## Directions
Across all the lines below, how many contain the string "JSON"? Please reply with the number only.

## Entries

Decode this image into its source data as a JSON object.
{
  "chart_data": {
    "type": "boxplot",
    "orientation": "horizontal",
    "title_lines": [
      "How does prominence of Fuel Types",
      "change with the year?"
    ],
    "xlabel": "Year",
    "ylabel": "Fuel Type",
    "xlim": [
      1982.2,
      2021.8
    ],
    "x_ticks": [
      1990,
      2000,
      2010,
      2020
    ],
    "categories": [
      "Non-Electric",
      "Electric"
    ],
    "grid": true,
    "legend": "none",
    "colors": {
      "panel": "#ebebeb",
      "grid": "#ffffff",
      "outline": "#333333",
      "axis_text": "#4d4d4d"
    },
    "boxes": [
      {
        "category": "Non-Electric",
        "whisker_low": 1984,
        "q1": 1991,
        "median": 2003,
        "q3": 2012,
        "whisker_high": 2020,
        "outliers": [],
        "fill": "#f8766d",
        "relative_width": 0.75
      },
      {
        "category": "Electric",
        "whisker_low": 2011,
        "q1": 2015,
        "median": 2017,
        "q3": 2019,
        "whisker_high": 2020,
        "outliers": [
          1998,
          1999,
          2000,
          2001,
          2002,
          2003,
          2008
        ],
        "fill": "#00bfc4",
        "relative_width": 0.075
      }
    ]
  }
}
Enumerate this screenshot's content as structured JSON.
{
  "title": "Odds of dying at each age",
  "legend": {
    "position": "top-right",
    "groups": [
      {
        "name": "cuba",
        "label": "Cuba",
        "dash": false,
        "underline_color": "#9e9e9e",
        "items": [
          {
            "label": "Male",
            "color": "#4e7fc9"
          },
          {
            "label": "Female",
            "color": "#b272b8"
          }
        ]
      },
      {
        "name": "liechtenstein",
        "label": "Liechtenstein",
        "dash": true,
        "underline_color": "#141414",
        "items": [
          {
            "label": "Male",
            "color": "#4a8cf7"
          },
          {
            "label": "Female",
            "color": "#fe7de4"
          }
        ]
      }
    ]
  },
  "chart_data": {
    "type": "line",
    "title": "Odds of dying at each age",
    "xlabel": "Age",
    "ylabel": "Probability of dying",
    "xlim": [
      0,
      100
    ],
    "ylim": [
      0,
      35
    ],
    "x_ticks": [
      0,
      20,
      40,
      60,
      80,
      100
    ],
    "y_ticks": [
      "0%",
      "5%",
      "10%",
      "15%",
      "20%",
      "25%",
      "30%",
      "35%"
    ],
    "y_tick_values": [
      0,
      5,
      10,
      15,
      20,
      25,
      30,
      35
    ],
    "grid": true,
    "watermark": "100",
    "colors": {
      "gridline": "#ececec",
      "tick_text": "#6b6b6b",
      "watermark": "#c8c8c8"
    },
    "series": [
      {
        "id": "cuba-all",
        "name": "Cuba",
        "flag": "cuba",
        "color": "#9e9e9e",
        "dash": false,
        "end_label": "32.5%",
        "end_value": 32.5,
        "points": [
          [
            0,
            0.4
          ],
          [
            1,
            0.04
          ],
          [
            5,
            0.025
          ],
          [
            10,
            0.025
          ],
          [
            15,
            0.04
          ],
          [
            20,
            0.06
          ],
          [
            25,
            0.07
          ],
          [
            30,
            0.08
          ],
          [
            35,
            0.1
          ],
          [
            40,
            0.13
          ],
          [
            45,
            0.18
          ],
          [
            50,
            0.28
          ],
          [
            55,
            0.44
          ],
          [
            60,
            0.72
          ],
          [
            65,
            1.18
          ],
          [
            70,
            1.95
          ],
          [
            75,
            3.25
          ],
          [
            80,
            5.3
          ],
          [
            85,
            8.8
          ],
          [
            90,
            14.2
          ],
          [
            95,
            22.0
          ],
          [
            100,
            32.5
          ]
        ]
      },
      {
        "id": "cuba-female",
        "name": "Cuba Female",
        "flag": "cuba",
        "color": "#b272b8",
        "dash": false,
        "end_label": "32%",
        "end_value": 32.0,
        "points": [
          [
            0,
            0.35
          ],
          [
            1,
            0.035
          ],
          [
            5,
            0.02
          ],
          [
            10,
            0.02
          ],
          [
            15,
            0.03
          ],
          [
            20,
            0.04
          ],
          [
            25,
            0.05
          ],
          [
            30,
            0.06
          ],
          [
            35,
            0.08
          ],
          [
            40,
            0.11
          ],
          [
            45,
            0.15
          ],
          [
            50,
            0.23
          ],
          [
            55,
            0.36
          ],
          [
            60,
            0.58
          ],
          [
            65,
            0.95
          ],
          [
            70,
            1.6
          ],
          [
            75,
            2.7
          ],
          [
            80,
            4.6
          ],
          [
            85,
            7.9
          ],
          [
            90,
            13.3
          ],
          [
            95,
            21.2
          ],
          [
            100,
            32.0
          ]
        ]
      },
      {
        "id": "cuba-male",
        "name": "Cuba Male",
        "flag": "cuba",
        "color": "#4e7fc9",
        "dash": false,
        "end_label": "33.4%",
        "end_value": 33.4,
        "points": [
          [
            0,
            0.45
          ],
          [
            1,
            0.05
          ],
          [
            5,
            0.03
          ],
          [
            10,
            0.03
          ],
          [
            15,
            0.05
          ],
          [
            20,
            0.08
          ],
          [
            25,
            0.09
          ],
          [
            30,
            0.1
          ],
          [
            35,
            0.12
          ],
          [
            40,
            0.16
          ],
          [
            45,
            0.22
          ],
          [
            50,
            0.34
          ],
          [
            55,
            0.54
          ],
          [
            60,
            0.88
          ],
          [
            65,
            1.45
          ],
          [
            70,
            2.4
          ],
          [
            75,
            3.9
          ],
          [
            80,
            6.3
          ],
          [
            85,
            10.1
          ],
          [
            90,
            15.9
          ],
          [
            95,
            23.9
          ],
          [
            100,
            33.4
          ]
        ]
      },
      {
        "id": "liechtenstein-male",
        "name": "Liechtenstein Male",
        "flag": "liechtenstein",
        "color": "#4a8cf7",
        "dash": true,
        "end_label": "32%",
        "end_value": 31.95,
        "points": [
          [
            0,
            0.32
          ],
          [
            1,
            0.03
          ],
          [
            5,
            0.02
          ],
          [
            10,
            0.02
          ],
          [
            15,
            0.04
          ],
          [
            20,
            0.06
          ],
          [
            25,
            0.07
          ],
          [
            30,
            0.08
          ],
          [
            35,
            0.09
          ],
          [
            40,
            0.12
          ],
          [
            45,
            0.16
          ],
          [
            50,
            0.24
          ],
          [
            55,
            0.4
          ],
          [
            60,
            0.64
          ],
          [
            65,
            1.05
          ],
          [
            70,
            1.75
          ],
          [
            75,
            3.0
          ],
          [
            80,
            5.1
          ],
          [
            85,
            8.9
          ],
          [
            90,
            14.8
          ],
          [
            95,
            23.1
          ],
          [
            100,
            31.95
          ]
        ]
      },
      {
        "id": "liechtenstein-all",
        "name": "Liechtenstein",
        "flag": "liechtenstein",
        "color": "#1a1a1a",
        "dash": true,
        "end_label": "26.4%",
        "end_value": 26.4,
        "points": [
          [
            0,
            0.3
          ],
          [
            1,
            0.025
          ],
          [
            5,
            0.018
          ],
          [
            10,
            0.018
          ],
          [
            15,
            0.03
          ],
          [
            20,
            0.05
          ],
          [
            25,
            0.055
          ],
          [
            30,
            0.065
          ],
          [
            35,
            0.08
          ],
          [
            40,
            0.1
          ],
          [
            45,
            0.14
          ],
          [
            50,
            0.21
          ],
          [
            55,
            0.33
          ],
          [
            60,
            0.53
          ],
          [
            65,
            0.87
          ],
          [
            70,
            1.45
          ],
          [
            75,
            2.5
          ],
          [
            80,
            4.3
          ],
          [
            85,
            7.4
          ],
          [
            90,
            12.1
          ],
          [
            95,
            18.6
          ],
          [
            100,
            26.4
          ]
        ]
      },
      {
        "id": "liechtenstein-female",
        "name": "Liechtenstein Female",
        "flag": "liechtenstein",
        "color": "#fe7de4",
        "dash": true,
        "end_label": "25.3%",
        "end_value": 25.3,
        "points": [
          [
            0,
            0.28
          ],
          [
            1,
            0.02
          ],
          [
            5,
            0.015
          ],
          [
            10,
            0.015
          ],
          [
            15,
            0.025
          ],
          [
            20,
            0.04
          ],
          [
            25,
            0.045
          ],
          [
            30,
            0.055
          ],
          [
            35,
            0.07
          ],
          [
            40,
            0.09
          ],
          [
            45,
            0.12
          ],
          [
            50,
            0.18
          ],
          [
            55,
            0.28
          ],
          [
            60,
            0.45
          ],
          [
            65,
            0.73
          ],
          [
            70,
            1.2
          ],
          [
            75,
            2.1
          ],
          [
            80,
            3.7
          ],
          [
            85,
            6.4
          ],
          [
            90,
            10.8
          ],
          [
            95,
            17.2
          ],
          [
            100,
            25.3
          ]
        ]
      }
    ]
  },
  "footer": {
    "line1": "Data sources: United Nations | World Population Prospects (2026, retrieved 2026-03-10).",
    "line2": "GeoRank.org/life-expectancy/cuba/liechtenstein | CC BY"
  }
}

## Expected output
2